▸ PLANTEAMIENTO A: Copia tal cual las líneas de los registros que van desde la que contiene "time-label: +2 ms [446, 0, 478, 11]" hasta el final de los registros, con ambos extremos incluidos.

▸ ARTÍCULO:
======

ANTES DEL OXXO Y DE LA UNIÓN TEPITO
Por: Héctor De Mauleón
*Llevo casi 20 años caminando el Centro cada semana. Las
últimas veces lo hago con tristeza, con lástima y con rabia.
Ciudad de México. 6 de mayo de 2025. En una esquina de Palacio
Nacional, paquetes cerrados de DHL amontonados en el suelo: “¡Va parejo, 150
pesos, parejo! ¡150 pesos lo que le salga!”, grita el vendedor. Tiene a su lado
unas muestras de lo que acaso pueden contener los sobres: camaritas, pequeños
aparatos electrónicos: “¡150, lo que le salga!”.
Una bola observa, tal vez esperando que se anime el primer
incauto. ¿De dónde vienen esos sobres sellados que se ofrecen a la luz del día?
Allá, Correo Mayor es un amontonamiento
indescriptible. “Diablitos”, motonetas que avanzan en sentido contrario,
bicitaxis con señoras cargadas de bolsas, autos atrapados en el tráfico, ruido,
miles de transeúntes en las banquetas, sudando entre el tráfico.
Lentes para sol a 20 pesos. Pantalones de mezclilla a 100.
Camisetas de 15 y de a 30. Tres vestidos por cien. Gorras, pelucas de colores,
mallas, tenis, pants, lápices labiales. Gente con radios en la mano vigila,
avisa, ordena. Es la espalda del Palacio Nacional y ahí comienza lo ilegal,
toneladas de productos chinos ocupan las banquetas, los quicios, todo.
Música sale a todo volumen desde las tiendas. Las piedras
labradas “primorosamente” por los artífices del mundo novohispano sirven de
agarraderas para los toldos que protegen del sol a los vendedores. Les meten
clavos a los muros, se cuelgan de los hierros garigoleados de los antiguos
balcones.
El Corredor Cultural Moneda vive ahogado. Cuesta trabajo
llegar a la Casa de la Primera Imprenta, al Museo Nacional de las Culturas del
Mundo, al UNAM Hoy, al Palacio de la Autonomía, a la Academia de San Carlos, al
Ex Teresa Arte Actual, al Museo José Luis Cuevas…Vallas permanentes, filtros de
seguridad, ambulantaje desbordado, restricciones diarias al libre tránsito… Los
turistas —dicen en los museos— se quejan de que les roban carteras y
pasaportes.
No hablemos de Guatemala, Argentina, Pino Suárez, tramos
de Uruguay. No hablemos de Eje Central con su doble hilera de ambulantes en
cada banqueta. Mucho menos de Allende, Tacuba, El Carmen, Venezuela, Nicaragua,
Perú, Apartado, Peña y Peña, Girón, Costa Rica, Jesús María, Soledad,
Corregidora, San Pablo, Circunvalación.

======

Registros de anotación de coordenadas

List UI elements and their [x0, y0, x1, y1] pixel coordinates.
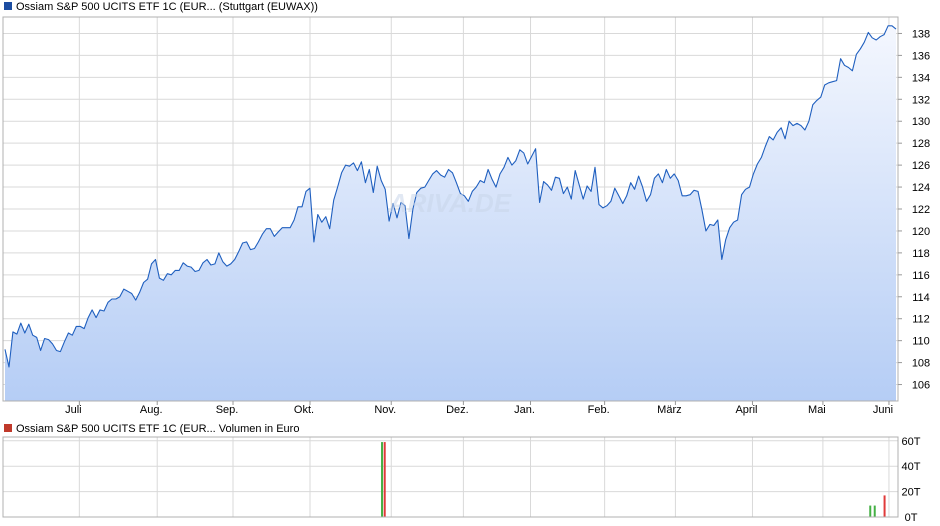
volume-bar: [873, 505, 876, 517]
price-y-tick-label: 116: [912, 270, 930, 282]
price-x-tick-label: Okt.: [294, 404, 314, 416]
price-x-tick-label: April: [735, 404, 757, 416]
price-x-axis: Juli Aug. Sep. Okt. Nov. Dez. Jan. Feb. März Apri…: [65, 401, 893, 416]
price-y-axis: 106 108 110 112 114 116 118 120 122 124 126 128 130 1…: [898, 28, 930, 392]
volume-y-tick-label: 40T: [902, 461, 921, 473]
price-y-tick-label: 138: [912, 28, 930, 40]
price-x-tick-label: März: [657, 404, 681, 416]
price-x-tick-label: Nov.: [374, 404, 396, 416]
price-y-tick-label: 128: [912, 138, 930, 150]
price-y-tick-label: 122: [912, 204, 930, 216]
volume-panel-frame: [2, 436, 899, 518]
price-y-tick-label: 134: [912, 72, 930, 84]
price-y-tick-label: 110: [912, 336, 930, 348]
volume-y-tick-label: 0T: [905, 512, 918, 524]
price-x-tick-label: Juni: [873, 404, 893, 416]
price-x-tick-label: Juli: [65, 404, 82, 416]
price-x-tick-label: Dez.: [446, 404, 469, 416]
volume-y-axis: 60T 40T 20T 0T: [902, 436, 921, 524]
price-x-tick-label: Mai: [808, 404, 826, 416]
price-x-tick-label: Sep.: [216, 404, 239, 416]
price-y-tick-label: 120: [912, 226, 930, 238]
volume-legend-swatch: [4, 424, 12, 432]
volume-bar: [381, 442, 384, 517]
price-x-tick-label: Jan.: [514, 404, 535, 416]
price-y-tick-label: 114: [912, 292, 930, 304]
volume-bar: [883, 495, 886, 517]
volume-chart-title: Ossiam S&P 500 UCITS ETF 1C (EUR... Volu…: [16, 423, 299, 435]
price-legend-swatch: [4, 2, 12, 10]
price-y-tick-label: 126: [912, 160, 930, 172]
price-y-tick-label: 130: [912, 116, 930, 128]
volume-bar: [869, 505, 872, 517]
price-y-tick-label: 136: [912, 50, 930, 62]
price-y-tick-label: 118: [912, 248, 930, 260]
price-y-tick-label: 124: [912, 182, 930, 194]
price-x-tick-label: Feb.: [588, 404, 610, 416]
chart-canvas: Ossiam S&P 500 UCITS ETF 1C (EUR... (Stu…: [2, 1, 930, 524]
volume-y-tick-label: 60T: [902, 436, 921, 448]
price-y-tick-label: 108: [912, 358, 930, 370]
volume-y-tick-label: 20T: [902, 487, 921, 499]
price-y-tick-label: 132: [912, 94, 930, 106]
volume-bar: [383, 442, 386, 517]
volume-bars: [381, 442, 886, 517]
price-y-tick-label: 106: [912, 380, 930, 392]
watermark-logo: ARIVA.DE: [388, 188, 512, 218]
price-y-tick-label: 112: [912, 314, 930, 326]
volume-gridlines: [3, 437, 898, 518]
price-chart-title: Ossiam S&P 500 UCITS ETF 1C (EUR... (Stu…: [16, 1, 318, 13]
price-x-tick-label: Aug.: [140, 404, 163, 416]
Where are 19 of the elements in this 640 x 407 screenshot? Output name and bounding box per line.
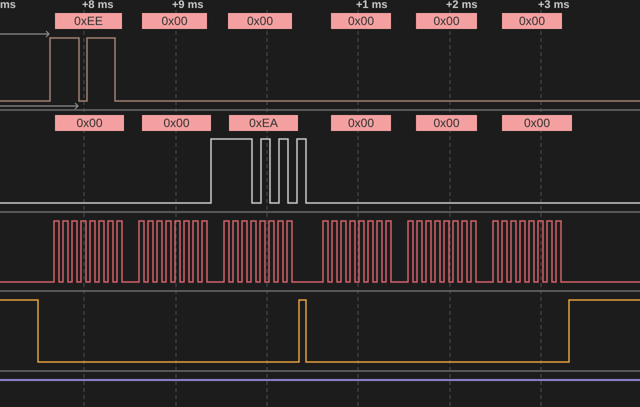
time-label: +2 ms [446, 0, 478, 11]
decoded-byte-label: 0x00 [331, 13, 391, 29]
decoded-byte-label: 0x00 [416, 115, 477, 131]
decoded-byte-label: 0x00 [228, 13, 292, 29]
decoded-byte-label: 0x00 [416, 13, 477, 29]
decoded-byte-label: 0xEA [229, 115, 298, 131]
decoded-byte-label: 0xEE [55, 13, 122, 29]
arrow-marker [0, 30, 50, 38]
time-label: +1 ms [356, 0, 388, 11]
decoded-byte-label: 0x00 [502, 13, 562, 29]
decoded-byte-label: 0x00 [331, 115, 391, 131]
time-label: +9 ms [172, 0, 204, 11]
time-label: +8 ms [82, 0, 114, 11]
decoded-byte-label: 0x00 [55, 115, 124, 131]
time-label: ms [0, 0, 16, 11]
time-label: +3 ms [538, 0, 570, 11]
decoded-byte-label: 0x00 [142, 115, 211, 131]
decoded-byte-label: 0x00 [142, 13, 207, 29]
decoded-byte-label: 0x00 [502, 115, 572, 131]
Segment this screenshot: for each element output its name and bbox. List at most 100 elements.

======

▸ PLANTEAMIENTO B: Según el artículo, di si cada afirmación es cierta (sí o no) y cita las palabras del artículo que lo deciden: (i) El vendedor junto a Palacio Nacional ofrece los paquetes cerrados a 150 pesos. (ii) Los pantalones de mezclilla se venden a 20 pesos. (iii) Los turistas se quejan de que les roban carteras y pasaportes.

▸ RESPUESTA CORRECTA A:
time-label: +2 ms [446, 0, 478, 11]
decoded-byte-label: 0x00 [331, 13, 391, 29]
decoded-byte-label: 0x00 [416, 115, 477, 131]
decoded-byte-label: 0x00 [228, 13, 292, 29]
decoded-byte-label: 0x00 [416, 13, 477, 29]
decoded-byte-label: 0xEA [229, 115, 298, 131]
decoded-byte-label: 0xEE [55, 13, 122, 29]
arrow-marker [0, 30, 50, 38]
time-label: +1 ms [356, 0, 388, 11]
decoded-byte-label: 0x00 [502, 13, 562, 29]
decoded-byte-label: 0x00 [331, 115, 391, 131]
time-label: +9 ms [172, 0, 204, 11]
time-label: +8 ms [82, 0, 114, 11]
decoded-byte-label: 0x00 [55, 115, 124, 131]
time-label: ms [0, 0, 16, 11]
time-label: +3 ms [538, 0, 570, 11]
decoded-byte-label: 0x00 [142, 115, 211, 131]
decoded-byte-label: 0x00 [142, 13, 207, 29]
decoded-byte-label: 0x00 [502, 115, 572, 131]
Segment this screenshot: for each element output its name and bbox. List at most 100 elements.

▸ RESPUESTA CORRECTA B:
(i) Sí: "¡Va parejo, 150 pesos, parejo! ¡150 pesos lo que le salga!"
(ii) No: "Pantalones de mezclilla a 100."
(iii) Sí: "se quejan de que les roban carteras y pasaportes."